■ **Try it**: All lines in the entries below that hold "doigts" make up the answer.

[Page content records]
■ ■ ■ ■ ■
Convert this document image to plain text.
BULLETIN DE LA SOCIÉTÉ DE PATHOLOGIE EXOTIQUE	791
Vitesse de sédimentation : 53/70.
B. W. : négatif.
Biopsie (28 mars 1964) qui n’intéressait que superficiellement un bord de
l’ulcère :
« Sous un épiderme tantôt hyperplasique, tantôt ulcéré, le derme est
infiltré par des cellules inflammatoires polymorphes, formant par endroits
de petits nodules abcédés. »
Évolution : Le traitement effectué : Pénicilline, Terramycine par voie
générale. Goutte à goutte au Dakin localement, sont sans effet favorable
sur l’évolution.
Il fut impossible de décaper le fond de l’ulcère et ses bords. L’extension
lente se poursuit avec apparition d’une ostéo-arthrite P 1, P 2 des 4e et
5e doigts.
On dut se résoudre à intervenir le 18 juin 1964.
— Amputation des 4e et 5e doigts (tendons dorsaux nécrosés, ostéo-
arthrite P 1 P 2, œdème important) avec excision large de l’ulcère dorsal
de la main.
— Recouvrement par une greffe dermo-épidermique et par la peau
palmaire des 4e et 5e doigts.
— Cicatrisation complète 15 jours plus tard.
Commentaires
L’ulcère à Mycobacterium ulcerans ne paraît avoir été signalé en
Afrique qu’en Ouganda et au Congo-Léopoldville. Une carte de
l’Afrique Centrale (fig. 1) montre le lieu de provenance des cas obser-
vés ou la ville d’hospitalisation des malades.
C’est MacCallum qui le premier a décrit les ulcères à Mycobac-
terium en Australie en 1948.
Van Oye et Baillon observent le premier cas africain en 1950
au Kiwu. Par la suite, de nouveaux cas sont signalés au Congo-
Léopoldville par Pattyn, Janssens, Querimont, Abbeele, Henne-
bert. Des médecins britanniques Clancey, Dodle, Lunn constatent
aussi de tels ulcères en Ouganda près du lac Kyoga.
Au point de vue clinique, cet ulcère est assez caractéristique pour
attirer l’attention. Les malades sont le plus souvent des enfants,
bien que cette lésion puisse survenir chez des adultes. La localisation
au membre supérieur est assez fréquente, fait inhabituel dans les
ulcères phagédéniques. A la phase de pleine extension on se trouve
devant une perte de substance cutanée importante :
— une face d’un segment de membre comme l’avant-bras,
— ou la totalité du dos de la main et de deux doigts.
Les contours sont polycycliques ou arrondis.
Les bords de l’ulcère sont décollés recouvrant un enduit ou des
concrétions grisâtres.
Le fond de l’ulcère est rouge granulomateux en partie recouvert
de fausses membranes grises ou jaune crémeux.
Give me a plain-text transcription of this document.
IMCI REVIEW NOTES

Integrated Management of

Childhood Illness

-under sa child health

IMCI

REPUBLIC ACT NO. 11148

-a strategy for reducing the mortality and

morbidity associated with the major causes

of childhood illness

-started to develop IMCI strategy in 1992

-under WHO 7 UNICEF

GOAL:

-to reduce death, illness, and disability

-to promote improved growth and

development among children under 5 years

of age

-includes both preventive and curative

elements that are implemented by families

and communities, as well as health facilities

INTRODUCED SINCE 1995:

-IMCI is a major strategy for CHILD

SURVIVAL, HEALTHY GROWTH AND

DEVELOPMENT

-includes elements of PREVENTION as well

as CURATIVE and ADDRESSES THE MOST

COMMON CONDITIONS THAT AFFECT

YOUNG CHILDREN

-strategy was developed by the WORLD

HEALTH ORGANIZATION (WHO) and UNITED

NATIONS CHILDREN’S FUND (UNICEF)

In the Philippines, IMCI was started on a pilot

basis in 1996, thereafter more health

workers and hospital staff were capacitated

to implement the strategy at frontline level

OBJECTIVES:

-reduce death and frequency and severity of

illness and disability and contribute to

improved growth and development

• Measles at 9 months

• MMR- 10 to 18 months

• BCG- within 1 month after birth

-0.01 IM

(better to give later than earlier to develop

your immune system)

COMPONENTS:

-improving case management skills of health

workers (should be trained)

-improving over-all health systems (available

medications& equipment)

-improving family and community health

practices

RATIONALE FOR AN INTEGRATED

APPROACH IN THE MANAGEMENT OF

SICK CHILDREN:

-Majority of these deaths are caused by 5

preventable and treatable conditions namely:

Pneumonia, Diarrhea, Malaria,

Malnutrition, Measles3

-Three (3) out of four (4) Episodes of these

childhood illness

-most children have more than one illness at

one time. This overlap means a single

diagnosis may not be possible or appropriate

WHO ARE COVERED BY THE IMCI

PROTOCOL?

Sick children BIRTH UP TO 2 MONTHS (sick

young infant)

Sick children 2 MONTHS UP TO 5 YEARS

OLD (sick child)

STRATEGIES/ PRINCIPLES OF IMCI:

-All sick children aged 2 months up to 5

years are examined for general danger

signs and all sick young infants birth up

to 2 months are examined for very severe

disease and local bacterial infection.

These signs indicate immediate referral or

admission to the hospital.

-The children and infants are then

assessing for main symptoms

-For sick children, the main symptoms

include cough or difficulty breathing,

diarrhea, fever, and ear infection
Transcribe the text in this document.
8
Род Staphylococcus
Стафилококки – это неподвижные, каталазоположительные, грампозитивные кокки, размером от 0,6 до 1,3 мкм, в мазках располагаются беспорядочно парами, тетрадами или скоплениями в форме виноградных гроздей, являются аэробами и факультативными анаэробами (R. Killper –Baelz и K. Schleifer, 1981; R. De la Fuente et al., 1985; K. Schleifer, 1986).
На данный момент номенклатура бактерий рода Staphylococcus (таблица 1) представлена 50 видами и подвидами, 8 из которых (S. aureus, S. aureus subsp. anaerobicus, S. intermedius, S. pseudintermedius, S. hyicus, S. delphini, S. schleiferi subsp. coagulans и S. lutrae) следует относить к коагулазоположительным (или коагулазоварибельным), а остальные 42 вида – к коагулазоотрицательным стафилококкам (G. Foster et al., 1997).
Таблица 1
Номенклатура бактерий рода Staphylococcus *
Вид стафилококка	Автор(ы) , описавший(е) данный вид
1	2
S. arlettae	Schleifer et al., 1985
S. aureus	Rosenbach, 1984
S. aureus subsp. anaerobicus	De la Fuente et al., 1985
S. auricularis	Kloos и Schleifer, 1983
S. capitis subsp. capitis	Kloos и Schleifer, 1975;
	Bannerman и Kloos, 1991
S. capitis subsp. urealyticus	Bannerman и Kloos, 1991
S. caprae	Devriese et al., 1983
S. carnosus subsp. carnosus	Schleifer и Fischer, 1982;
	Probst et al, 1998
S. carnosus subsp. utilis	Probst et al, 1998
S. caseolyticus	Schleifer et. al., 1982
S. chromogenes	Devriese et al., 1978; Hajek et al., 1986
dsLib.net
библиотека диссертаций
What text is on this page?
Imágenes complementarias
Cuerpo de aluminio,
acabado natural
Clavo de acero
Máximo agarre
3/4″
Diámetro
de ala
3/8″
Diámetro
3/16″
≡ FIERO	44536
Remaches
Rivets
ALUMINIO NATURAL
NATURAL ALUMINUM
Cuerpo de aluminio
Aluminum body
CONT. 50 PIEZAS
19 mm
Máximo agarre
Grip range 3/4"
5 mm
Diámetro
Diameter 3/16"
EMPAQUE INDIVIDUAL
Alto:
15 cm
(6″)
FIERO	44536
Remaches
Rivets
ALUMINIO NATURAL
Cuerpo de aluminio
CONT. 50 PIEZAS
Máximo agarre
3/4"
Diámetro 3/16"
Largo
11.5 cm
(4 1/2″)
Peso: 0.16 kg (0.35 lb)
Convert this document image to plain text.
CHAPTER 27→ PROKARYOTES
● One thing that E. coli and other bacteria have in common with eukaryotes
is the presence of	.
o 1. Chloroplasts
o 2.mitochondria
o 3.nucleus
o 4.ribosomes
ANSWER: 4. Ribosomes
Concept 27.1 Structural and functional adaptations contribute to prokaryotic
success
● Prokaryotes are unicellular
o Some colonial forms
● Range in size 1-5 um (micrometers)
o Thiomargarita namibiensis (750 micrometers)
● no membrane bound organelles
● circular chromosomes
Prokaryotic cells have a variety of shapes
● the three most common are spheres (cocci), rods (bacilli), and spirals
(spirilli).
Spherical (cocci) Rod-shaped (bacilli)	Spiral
■ ■ ■ ■ ■
■ **Response below**:
5e doigts.
— Amputation des 4e et 5e doigts (tendons dorsaux nécrosés, ostéo-
palmaire des 4e et 5e doigts.
— ou la totalité du dos de la main et de deux doigts.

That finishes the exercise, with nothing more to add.